Box coordinate listings

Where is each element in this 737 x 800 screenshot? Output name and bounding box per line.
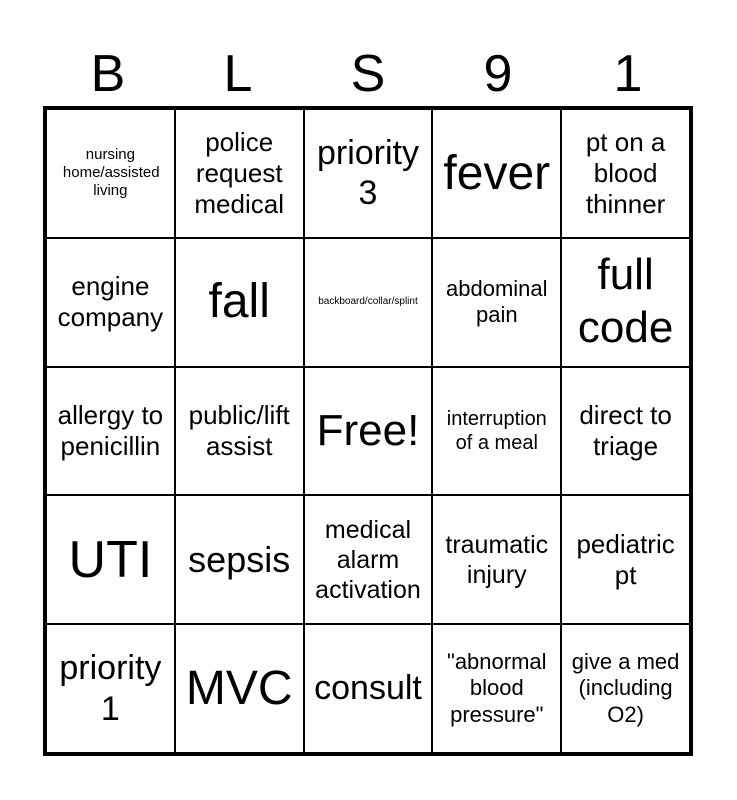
bingo-cell[interactable] <box>175 624 304 753</box>
free-space[interactable] <box>304 367 433 496</box>
cell-label: priority 3 <box>316 133 419 213</box>
bingo-header <box>43 42 693 106</box>
bingo-cell[interactable] <box>432 367 561 496</box>
bingo-cell[interactable] <box>304 238 433 367</box>
cell-label: traumatic injury <box>445 530 549 589</box>
header-letter-s: S <box>350 45 386 103</box>
cell-label: backboard/collar/splint <box>318 296 418 308</box>
header-digit-1: 1 <box>613 45 643 103</box>
bingo-cell[interactable] <box>46 238 175 367</box>
cell-label: fall <box>208 275 270 329</box>
cell-label: engine company <box>57 271 164 333</box>
bingo-cell[interactable] <box>175 495 304 624</box>
bingo-cell[interactable] <box>46 495 175 624</box>
header-letter-l: L <box>223 45 253 103</box>
cell-label: public/lift assist <box>188 399 290 461</box>
header-digit-9: 9 <box>483 45 513 103</box>
bingo-cell[interactable] <box>561 367 690 496</box>
bingo-cell[interactable] <box>561 109 690 238</box>
bingo-cell[interactable] <box>175 367 304 496</box>
cell-label: Free! <box>316 405 420 455</box>
cell-label: give a med (including O2) <box>571 649 680 727</box>
cell-label: fever <box>443 146 551 200</box>
cell-label: UTI <box>68 530 153 589</box>
cell-label: abdominal pain <box>446 275 548 328</box>
header-letter-b: B <box>90 45 126 103</box>
cell-label: pediatric pt <box>576 528 675 590</box>
cell-label: pt on a blood thinner <box>585 126 666 219</box>
bingo-cell[interactable] <box>561 238 690 367</box>
bingo-cell[interactable] <box>175 109 304 238</box>
bingo-cell[interactable] <box>432 238 561 367</box>
bingo-cell[interactable] <box>304 495 433 624</box>
cell-label: consult <box>314 669 422 708</box>
cell-label: sepsis <box>188 539 291 581</box>
bingo-cell[interactable] <box>46 624 175 753</box>
cell-label: interruption of a meal <box>446 407 547 454</box>
cell-label: "abnormal blood pressure" <box>447 649 547 727</box>
cell-label: nursing home/assisted living <box>62 146 160 200</box>
cell-label: priority 1 <box>59 648 162 728</box>
bingo-cell[interactable] <box>175 238 304 367</box>
bingo-board <box>43 106 693 756</box>
bingo-cell[interactable] <box>304 109 433 238</box>
bingo-cell[interactable] <box>561 495 690 624</box>
cell-label: police request medical <box>194 126 284 219</box>
bingo-cell[interactable] <box>46 109 175 238</box>
bingo-cell[interactable] <box>432 495 561 624</box>
cell-label: direct to triage <box>579 399 672 461</box>
bingo-cell[interactable] <box>561 624 690 753</box>
bingo-cell[interactable] <box>304 624 433 753</box>
cell-label: allergy to penicillin <box>57 399 164 461</box>
cell-label: full code <box>577 250 674 353</box>
bingo-cell[interactable] <box>432 624 561 753</box>
bingo-cell[interactable] <box>46 367 175 496</box>
cell-label: MVC <box>185 661 293 715</box>
cell-label: medical alarm activation <box>315 515 421 604</box>
bingo-cell[interactable] <box>432 109 561 238</box>
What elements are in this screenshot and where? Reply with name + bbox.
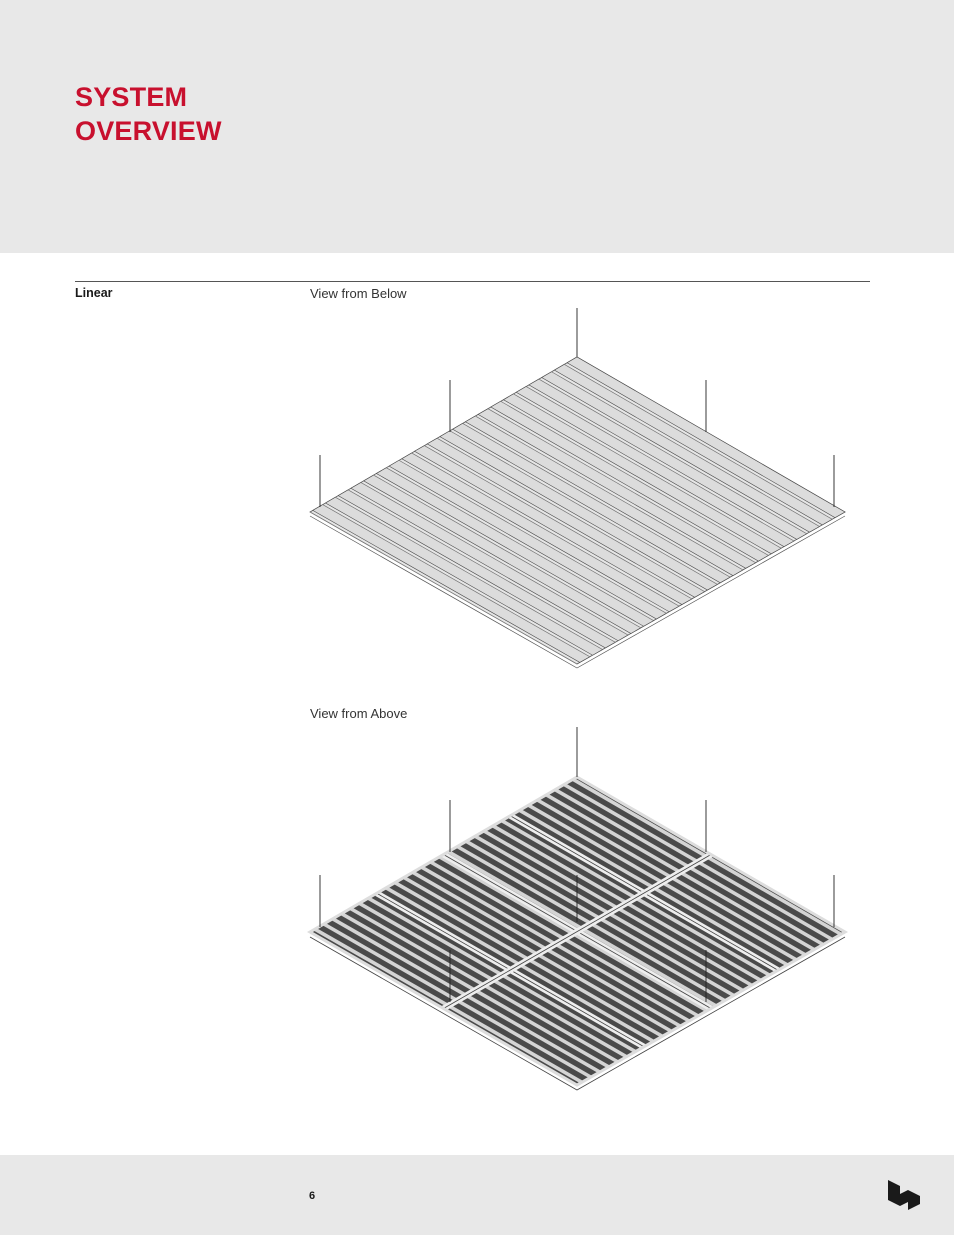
linear-ceiling-above-drawing: [300, 720, 860, 1100]
page-number: 6: [309, 1190, 316, 1202]
linear-ceiling-below-drawing: [300, 300, 860, 680]
page-title: [75, 80, 222, 148]
view-from-below-caption: View from Below: [310, 286, 407, 301]
view-from-above-caption: View from Above: [310, 706, 408, 721]
brand-logo-icon: [886, 1178, 922, 1212]
section-label: Linear: [75, 286, 113, 300]
page-title-line-2: OVERVIEW: [75, 116, 222, 146]
footer-band: [0, 1155, 954, 1235]
page-title-line-1: SYSTEM: [75, 82, 188, 112]
section-divider: [75, 281, 870, 282]
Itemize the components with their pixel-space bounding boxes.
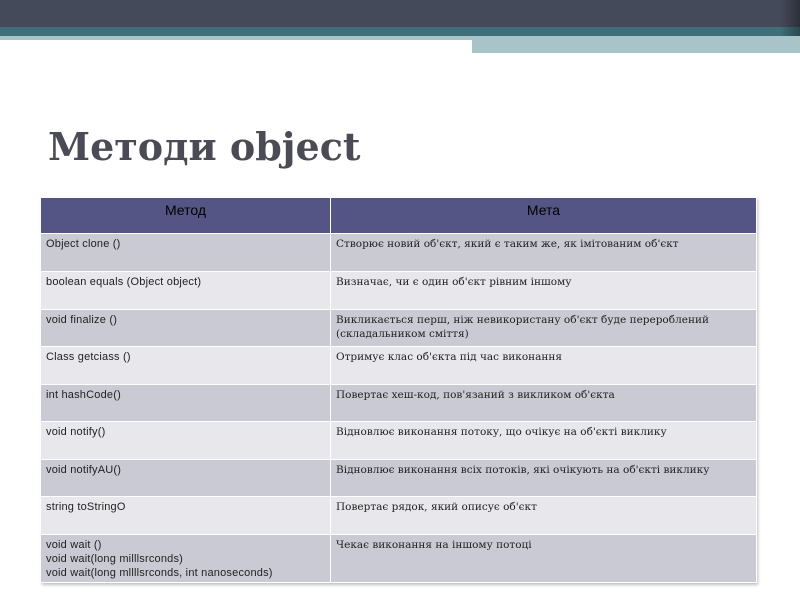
method-cell xyxy=(41,460,331,497)
table-row xyxy=(41,497,757,535)
methods-table-wrapper xyxy=(40,197,756,583)
purpose-cell: Повертає рядок, який описує об'єкт xyxy=(331,497,757,535)
purpose-cell: Відновлює виконання всіх потоків, які очікують на об'єкті виклику xyxy=(331,460,757,497)
method-cell xyxy=(41,272,331,310)
header-band-shadow xyxy=(780,0,800,36)
method-text: void notifyAU() xyxy=(46,464,122,476)
column-header-purpose: Мета xyxy=(331,198,757,234)
table-row xyxy=(41,385,757,422)
purpose-cell: Викликається перш, ніж невикористану об'єкт буде перероблений (складальником сміття) xyxy=(331,310,757,347)
slide-title: Методи object xyxy=(48,124,361,169)
table-row xyxy=(41,310,757,347)
method-cell xyxy=(41,310,331,347)
table-row xyxy=(41,347,757,385)
table-row xyxy=(41,234,757,272)
header-band-teal xyxy=(0,27,800,36)
method-cell xyxy=(41,347,331,385)
method-text: void finalize () xyxy=(46,314,118,326)
method-text: void wait(long mllllsrconds, int nanoseconds) xyxy=(46,567,273,579)
method-text: int hashCode() xyxy=(46,389,121,401)
table-row xyxy=(41,422,757,460)
table-header-row xyxy=(41,198,757,234)
method-text: boolean equals (Object object) xyxy=(46,276,202,288)
purpose-cell: Визначає, чи є один об'єкт рівним іншому xyxy=(331,272,757,310)
method-cell xyxy=(41,535,331,583)
header-band-light-right xyxy=(472,36,800,53)
purpose-cell: Створює новий об'єкт, який є таким же, як імітованим об'єкт xyxy=(331,234,757,272)
table-row xyxy=(41,272,757,310)
method-cell xyxy=(41,422,331,460)
method-text: string toStringO xyxy=(46,501,126,513)
header-band-dark xyxy=(0,0,800,27)
purpose-cell: Чекає виконання на іншому потоці xyxy=(331,535,757,583)
method-cell xyxy=(41,497,331,535)
column-header-method: Метод xyxy=(41,198,331,234)
header-band-light-left xyxy=(0,36,472,40)
table-row xyxy=(41,535,757,583)
purpose-cell: Відновлює виконання потоку, що очікує на об'єкті виклику xyxy=(331,422,757,460)
method-text: Object clone () xyxy=(46,238,121,250)
methods-table xyxy=(40,197,757,583)
method-text: void wait () xyxy=(46,539,102,551)
purpose-cell: Повертає хеш-код, пов'язаний з викликом об'єкта xyxy=(331,385,757,422)
table-row xyxy=(41,460,757,497)
method-text: void notify() xyxy=(46,426,106,438)
purpose-cell: Отримує клас об'єкта під час виконання xyxy=(331,347,757,385)
method-text: void wait(long milllsrconds) xyxy=(46,553,184,565)
method-cell xyxy=(41,385,331,422)
method-cell xyxy=(41,234,331,272)
method-text: Class getciass () xyxy=(46,351,131,363)
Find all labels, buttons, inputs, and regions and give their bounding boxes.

*WRITTEN TASK*.
Rewrite the box coordinate listings above with every "bingo-cell" changed to "grid-cell" and everything else left as it is. Omit the pictures from your answer.

*OUTPUT OF THE EXERCISE*.
Where is each element in this 737 x 800 screenshot? Output name and bounding box per line.
grid-cell[interactable] <box>175 624 304 753</box>
free-space[interactable] <box>304 367 433 496</box>
cell-label: priority 3 <box>316 133 419 213</box>
bingo-header <box>43 42 693 106</box>
grid-cell[interactable] <box>432 367 561 496</box>
grid-cell[interactable] <box>304 238 433 367</box>
cell-label: traumatic injury <box>445 530 549 589</box>
header-letter-s: S <box>350 45 386 103</box>
cell-label: backboard/collar/splint <box>318 296 418 308</box>
header-digit-1: 1 <box>613 45 643 103</box>
grid-cell[interactable] <box>46 238 175 367</box>
cell-label: fall <box>208 275 270 329</box>
cell-label: engine company <box>57 271 164 333</box>
grid-cell[interactable] <box>175 495 304 624</box>
grid-cell[interactable] <box>46 495 175 624</box>
header-letter-l: L <box>223 45 253 103</box>
cell-label: public/lift assist <box>188 399 290 461</box>
header-digit-9: 9 <box>483 45 513 103</box>
grid-cell[interactable] <box>561 367 690 496</box>
grid-cell[interactable] <box>561 109 690 238</box>
grid-cell[interactable] <box>175 367 304 496</box>
cell-label: Free! <box>316 405 420 455</box>
cell-label: give a med (including O2) <box>571 649 680 727</box>
cell-label: fever <box>443 146 551 200</box>
cell-label: UTI <box>68 530 153 589</box>
cell-label: abdominal pain <box>446 275 548 328</box>
header-letter-b: B <box>90 45 126 103</box>
cell-label: pediatric pt <box>576 528 675 590</box>
cell-label: pt on a blood thinner <box>585 126 666 219</box>
grid-cell[interactable] <box>561 238 690 367</box>
grid-cell[interactable] <box>175 109 304 238</box>
grid-cell[interactable] <box>432 238 561 367</box>
grid-cell[interactable] <box>304 495 433 624</box>
cell-label: consult <box>314 669 422 708</box>
cell-label: sepsis <box>188 539 291 581</box>
grid-cell[interactable] <box>46 624 175 753</box>
cell-label: interruption of a meal <box>446 407 547 454</box>
cell-label: "abnormal blood pressure" <box>447 649 547 727</box>
cell-label: nursing home/assisted living <box>62 146 160 200</box>
cell-label: priority 1 <box>59 648 162 728</box>
grid-cell[interactable] <box>175 238 304 367</box>
bingo-board <box>43 106 693 756</box>
grid-cell[interactable] <box>304 109 433 238</box>
grid-cell[interactable] <box>561 495 690 624</box>
cell-label: police request medical <box>194 126 284 219</box>
grid-cell[interactable] <box>46 109 175 238</box>
grid-cell[interactable] <box>432 495 561 624</box>
cell-label: direct to triage <box>579 399 672 461</box>
grid-cell[interactable] <box>561 624 690 753</box>
grid-cell[interactable] <box>304 624 433 753</box>
cell-label: allergy to penicillin <box>57 399 164 461</box>
cell-label: full code <box>577 250 674 353</box>
grid-cell[interactable] <box>432 624 561 753</box>
grid-cell[interactable] <box>46 367 175 496</box>
cell-label: MVC <box>185 661 293 715</box>
cell-label: medical alarm activation <box>315 515 421 604</box>
grid-cell[interactable] <box>432 109 561 238</box>
What elements are in this screenshot and where? Reply with name + bbox.
linear-ceiling-above-drawing: [300, 720, 860, 1100]
page-number: 6: [309, 1190, 316, 1202]
linear-ceiling-below-drawing: [300, 300, 860, 680]
page-title: [75, 80, 222, 148]
view-from-below-caption: View from Below: [310, 286, 407, 301]
view-from-above-caption: View from Above: [310, 706, 408, 721]
brand-logo-icon: [886, 1178, 922, 1212]
section-label: Linear: [75, 286, 113, 300]
page-title-line-2: OVERVIEW: [75, 116, 222, 146]
footer-band: [0, 1155, 954, 1235]
page-title-line-1: SYSTEM: [75, 82, 188, 112]
section-divider: [75, 281, 870, 282]
Itemize the components with their pixel-space bounding boxes.
method-cell xyxy=(41,460,331,497)
table-row xyxy=(41,497,757,535)
methods-table-wrapper xyxy=(40,197,756,583)
purpose-cell: Повертає рядок, який описує об'єкт xyxy=(331,497,757,535)
purpose-cell: Відновлює виконання всіх потоків, які очікують на об'єкті виклику xyxy=(331,460,757,497)
method-cell xyxy=(41,272,331,310)
header-band-shadow xyxy=(780,0,800,36)
method-text: void notifyAU() xyxy=(46,464,122,476)
column-header-purpose: Мета xyxy=(331,198,757,234)
table-row xyxy=(41,385,757,422)
purpose-cell: Викликається перш, ніж невикористану об'єкт буде перероблений (складальником сміття) xyxy=(331,310,757,347)
slide-title: Методи object xyxy=(48,124,361,169)
table-row xyxy=(41,310,757,347)
method-cell xyxy=(41,310,331,347)
table-row xyxy=(41,347,757,385)
table-row xyxy=(41,234,757,272)
header-band-teal xyxy=(0,27,800,36)
method-cell xyxy=(41,347,331,385)
method-text: void finalize () xyxy=(46,314,118,326)
method-text: void wait(long mllllsrconds, int nanoseconds) xyxy=(46,567,273,579)
method-text: int hashCode() xyxy=(46,389,121,401)
table-row xyxy=(41,422,757,460)
table-header-row xyxy=(41,198,757,234)
method-text: boolean equals (Object object) xyxy=(46,276,202,288)
purpose-cell: Визначає, чи є один об'єкт рівним іншому xyxy=(331,272,757,310)
method-cell xyxy=(41,535,331,583)
header-band-light-right xyxy=(472,36,800,53)
purpose-cell: Створює новий об'єкт, який є таким же, як імітованим об'єкт xyxy=(331,234,757,272)
table-row xyxy=(41,272,757,310)
method-cell xyxy=(41,422,331,460)
method-text: string toStringO xyxy=(46,501,126,513)
header-band-dark xyxy=(0,0,800,27)
purpose-cell: Чекає виконання на іншому потоці xyxy=(331,535,757,583)
method-cell xyxy=(41,497,331,535)
column-header-method: Метод xyxy=(41,198,331,234)
header-band-light-left xyxy=(0,36,472,40)
table-row xyxy=(41,535,757,583)
purpose-cell: Відновлює виконання потоку, що очікує на об'єкті виклику xyxy=(331,422,757,460)
method-text: Object clone () xyxy=(46,238,121,250)
methods-table xyxy=(40,197,757,583)
method-text: void wait () xyxy=(46,539,102,551)
purpose-cell: Повертає хеш-код, пов'язаний з викликом об'єкта xyxy=(331,385,757,422)
table-row xyxy=(41,460,757,497)
method-text: void notify() xyxy=(46,426,106,438)
purpose-cell: Отримує клас об'єкта під час виконання xyxy=(331,347,757,385)
method-text: void wait(long milllsrconds) xyxy=(46,553,184,565)
method-cell xyxy=(41,385,331,422)
method-cell xyxy=(41,234,331,272)
method-text: Class getciass () xyxy=(46,351,131,363)
Find all labels, buttons, inputs, and regions and give their bounding boxes.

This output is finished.